==== Stored rows
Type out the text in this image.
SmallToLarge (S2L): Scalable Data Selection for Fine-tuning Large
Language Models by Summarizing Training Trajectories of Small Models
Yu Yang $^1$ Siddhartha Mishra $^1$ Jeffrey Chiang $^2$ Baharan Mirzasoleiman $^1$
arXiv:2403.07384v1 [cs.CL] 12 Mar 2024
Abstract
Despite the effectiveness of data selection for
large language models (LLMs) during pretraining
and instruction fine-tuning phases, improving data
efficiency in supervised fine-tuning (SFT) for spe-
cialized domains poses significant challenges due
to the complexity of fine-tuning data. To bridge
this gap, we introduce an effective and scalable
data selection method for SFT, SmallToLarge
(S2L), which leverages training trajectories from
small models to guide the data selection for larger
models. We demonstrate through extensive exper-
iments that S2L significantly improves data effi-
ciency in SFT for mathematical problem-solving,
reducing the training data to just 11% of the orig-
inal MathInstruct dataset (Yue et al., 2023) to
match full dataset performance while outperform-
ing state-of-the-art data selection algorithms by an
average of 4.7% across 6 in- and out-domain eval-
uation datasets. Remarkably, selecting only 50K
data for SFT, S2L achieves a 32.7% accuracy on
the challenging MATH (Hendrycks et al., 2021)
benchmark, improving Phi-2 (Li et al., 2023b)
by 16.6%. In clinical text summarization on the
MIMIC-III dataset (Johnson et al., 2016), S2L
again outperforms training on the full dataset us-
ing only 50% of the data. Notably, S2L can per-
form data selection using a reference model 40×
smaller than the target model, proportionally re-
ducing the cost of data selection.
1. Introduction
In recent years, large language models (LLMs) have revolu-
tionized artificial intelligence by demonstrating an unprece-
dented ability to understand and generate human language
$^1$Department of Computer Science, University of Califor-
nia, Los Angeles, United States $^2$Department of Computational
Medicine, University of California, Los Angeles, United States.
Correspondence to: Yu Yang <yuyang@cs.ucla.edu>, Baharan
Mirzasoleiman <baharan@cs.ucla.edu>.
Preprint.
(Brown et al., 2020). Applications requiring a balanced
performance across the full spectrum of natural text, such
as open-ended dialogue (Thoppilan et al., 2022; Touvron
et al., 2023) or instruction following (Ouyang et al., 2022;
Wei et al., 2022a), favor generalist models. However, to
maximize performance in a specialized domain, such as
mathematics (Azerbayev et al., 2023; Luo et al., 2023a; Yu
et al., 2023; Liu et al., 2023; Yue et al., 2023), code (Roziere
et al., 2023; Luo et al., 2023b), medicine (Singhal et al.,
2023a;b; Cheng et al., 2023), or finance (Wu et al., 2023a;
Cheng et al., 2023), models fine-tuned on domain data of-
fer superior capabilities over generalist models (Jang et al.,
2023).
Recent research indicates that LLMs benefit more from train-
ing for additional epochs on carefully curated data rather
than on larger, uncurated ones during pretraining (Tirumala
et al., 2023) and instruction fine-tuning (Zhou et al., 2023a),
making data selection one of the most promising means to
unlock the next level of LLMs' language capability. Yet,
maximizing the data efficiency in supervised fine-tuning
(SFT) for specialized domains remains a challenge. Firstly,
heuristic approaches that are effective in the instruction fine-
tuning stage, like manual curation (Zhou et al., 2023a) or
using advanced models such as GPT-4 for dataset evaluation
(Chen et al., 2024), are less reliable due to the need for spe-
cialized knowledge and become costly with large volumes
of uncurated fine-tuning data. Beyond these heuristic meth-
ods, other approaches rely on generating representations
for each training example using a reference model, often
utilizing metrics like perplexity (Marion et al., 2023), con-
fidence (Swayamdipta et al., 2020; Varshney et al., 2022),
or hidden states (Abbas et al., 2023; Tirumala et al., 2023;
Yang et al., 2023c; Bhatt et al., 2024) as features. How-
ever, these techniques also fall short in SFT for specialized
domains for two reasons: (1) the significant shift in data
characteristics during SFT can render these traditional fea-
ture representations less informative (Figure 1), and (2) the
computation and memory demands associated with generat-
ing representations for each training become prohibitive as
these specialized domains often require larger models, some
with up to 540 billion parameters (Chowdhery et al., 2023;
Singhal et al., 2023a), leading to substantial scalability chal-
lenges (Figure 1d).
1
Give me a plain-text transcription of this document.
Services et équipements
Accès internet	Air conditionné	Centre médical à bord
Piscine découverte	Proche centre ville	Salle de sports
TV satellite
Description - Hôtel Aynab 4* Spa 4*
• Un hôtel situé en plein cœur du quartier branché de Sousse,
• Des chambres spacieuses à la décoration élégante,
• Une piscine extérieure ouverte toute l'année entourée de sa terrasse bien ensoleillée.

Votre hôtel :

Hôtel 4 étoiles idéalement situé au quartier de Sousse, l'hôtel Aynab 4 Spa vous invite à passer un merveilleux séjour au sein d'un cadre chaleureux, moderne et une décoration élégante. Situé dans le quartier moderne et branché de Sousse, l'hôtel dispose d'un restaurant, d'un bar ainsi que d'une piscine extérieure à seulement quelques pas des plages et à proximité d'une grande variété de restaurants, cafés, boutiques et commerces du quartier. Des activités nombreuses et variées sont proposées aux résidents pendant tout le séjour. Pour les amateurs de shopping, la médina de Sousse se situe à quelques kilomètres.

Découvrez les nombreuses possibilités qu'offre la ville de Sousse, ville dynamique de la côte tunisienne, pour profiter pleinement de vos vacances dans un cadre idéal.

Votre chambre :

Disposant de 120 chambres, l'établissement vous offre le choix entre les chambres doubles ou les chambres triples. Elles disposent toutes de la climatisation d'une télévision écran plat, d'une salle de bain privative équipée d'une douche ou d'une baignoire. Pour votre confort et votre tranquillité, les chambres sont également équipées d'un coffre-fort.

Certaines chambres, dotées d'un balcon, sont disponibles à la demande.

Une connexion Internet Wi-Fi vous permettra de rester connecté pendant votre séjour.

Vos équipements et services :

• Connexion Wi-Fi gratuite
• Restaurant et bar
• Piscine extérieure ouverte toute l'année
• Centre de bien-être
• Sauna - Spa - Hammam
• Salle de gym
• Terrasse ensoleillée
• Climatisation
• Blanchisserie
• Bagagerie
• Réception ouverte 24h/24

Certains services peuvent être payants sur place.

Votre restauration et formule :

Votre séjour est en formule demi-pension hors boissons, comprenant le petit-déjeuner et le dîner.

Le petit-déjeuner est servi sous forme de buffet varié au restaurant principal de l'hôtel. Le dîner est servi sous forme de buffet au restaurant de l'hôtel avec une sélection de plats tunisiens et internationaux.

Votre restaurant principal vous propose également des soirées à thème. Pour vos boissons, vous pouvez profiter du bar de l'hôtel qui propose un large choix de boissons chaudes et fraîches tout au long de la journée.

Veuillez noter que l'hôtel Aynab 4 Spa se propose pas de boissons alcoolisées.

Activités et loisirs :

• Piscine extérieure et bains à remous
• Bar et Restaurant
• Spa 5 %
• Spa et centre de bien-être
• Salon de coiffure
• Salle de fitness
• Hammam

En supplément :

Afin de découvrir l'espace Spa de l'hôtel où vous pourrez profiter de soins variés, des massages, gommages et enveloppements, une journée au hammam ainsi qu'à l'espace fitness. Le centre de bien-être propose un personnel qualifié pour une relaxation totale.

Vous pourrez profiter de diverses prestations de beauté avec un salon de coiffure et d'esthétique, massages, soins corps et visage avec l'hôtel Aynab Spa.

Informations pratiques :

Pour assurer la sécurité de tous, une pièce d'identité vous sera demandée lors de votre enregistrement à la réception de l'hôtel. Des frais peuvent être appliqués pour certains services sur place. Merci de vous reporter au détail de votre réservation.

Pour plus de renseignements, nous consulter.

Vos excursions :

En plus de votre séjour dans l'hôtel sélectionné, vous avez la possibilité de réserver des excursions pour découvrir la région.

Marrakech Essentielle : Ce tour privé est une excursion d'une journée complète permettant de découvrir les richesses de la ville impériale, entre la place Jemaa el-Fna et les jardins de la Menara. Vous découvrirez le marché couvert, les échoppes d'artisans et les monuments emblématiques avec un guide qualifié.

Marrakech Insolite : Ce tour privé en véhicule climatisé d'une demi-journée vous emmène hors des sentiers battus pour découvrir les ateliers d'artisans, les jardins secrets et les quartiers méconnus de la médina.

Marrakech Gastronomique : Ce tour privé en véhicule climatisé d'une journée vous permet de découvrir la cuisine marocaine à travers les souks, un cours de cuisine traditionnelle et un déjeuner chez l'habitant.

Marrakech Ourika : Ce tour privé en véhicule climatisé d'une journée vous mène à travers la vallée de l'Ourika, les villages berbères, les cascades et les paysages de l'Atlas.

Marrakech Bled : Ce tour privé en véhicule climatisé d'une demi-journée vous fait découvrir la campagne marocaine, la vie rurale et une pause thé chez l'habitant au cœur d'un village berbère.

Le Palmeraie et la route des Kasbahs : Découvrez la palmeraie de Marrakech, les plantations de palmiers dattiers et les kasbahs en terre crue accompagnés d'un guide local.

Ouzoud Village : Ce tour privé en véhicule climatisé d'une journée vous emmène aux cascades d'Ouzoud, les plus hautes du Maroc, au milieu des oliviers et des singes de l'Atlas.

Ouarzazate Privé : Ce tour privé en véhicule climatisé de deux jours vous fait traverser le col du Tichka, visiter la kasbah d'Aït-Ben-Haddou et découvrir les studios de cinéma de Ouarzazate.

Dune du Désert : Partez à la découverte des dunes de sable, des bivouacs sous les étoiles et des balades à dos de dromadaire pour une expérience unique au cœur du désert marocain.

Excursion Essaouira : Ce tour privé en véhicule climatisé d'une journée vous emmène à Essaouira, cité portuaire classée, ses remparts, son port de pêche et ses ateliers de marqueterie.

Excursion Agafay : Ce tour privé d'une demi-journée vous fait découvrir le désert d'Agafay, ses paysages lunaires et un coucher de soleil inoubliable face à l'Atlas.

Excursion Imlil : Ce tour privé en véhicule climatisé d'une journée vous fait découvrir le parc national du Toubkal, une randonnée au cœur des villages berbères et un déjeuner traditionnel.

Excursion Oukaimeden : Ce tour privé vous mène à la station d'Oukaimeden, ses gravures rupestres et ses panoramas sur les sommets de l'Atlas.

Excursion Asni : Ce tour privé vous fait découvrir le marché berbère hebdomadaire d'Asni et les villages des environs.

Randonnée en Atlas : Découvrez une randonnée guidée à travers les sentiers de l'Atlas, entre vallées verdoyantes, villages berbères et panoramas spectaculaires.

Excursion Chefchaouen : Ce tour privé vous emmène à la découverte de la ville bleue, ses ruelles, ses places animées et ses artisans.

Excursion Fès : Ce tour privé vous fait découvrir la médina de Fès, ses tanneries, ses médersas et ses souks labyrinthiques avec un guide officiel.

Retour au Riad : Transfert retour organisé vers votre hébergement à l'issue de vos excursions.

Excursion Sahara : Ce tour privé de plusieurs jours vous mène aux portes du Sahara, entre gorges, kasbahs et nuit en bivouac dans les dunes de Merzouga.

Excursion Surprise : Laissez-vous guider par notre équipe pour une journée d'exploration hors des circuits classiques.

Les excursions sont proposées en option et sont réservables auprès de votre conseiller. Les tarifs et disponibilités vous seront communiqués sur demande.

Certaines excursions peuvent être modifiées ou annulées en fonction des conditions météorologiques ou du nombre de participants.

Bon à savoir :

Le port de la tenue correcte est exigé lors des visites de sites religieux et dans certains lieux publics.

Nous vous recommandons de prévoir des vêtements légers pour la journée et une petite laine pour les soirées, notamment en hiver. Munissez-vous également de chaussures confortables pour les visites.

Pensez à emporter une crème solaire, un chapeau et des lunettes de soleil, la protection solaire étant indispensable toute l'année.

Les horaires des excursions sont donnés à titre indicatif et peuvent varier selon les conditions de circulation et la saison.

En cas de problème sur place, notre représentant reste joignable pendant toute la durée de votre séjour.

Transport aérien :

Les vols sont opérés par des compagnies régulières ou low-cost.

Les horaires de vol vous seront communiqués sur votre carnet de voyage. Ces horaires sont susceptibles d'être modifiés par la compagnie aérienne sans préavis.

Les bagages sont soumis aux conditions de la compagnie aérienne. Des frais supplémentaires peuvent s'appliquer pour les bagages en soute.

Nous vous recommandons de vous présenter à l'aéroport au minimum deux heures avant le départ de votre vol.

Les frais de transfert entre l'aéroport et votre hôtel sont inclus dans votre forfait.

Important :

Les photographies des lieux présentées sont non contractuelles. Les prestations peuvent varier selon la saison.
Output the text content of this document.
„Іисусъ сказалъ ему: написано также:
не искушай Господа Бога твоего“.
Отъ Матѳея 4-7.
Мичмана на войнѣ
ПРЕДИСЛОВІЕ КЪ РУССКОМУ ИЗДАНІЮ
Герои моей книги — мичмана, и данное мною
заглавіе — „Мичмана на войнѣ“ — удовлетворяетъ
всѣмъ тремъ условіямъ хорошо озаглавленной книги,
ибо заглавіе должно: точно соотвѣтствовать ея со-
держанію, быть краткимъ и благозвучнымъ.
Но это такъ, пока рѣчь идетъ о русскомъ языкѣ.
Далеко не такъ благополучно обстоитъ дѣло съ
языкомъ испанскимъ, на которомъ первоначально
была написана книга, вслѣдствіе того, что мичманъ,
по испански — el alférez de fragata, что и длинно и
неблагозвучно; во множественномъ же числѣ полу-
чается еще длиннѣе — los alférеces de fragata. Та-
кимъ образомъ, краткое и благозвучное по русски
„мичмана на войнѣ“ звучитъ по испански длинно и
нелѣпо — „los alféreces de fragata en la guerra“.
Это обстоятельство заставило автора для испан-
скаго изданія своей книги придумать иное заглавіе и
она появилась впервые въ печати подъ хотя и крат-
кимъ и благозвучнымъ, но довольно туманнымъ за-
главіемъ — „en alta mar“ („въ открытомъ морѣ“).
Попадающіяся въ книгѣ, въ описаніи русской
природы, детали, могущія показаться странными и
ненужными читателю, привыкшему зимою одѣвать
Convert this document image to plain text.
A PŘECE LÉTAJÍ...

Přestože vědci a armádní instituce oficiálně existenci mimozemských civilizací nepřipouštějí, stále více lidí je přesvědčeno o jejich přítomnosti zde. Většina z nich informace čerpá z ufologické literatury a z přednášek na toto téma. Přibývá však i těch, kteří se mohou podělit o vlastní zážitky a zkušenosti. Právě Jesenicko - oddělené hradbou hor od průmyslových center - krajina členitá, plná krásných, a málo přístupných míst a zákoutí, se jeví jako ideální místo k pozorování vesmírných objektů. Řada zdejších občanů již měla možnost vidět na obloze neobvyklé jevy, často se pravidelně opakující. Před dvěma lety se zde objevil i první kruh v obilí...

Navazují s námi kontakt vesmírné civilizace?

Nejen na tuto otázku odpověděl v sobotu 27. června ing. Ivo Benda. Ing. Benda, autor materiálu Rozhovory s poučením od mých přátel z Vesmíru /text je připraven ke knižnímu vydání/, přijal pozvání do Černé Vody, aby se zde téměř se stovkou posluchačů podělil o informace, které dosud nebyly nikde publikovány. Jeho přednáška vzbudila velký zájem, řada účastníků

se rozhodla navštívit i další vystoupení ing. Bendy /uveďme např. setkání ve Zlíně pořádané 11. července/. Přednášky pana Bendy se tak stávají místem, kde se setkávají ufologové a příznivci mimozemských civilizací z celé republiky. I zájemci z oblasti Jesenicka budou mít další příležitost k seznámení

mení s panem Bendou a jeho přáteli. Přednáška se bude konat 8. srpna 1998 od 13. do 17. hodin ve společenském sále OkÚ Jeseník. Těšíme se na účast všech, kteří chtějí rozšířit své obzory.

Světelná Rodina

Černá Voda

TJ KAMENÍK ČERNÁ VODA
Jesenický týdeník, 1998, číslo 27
========
### Exercise
Find the string "specialized" in the listing and return every line that holds it.

### Task solution
maximize performance in a specialized domain, such as
(SFT) for specialized domains remains a challenge. Firstly,
ever, these techniques also fall short in SFT for specialized
these specialized domains often require larger models, some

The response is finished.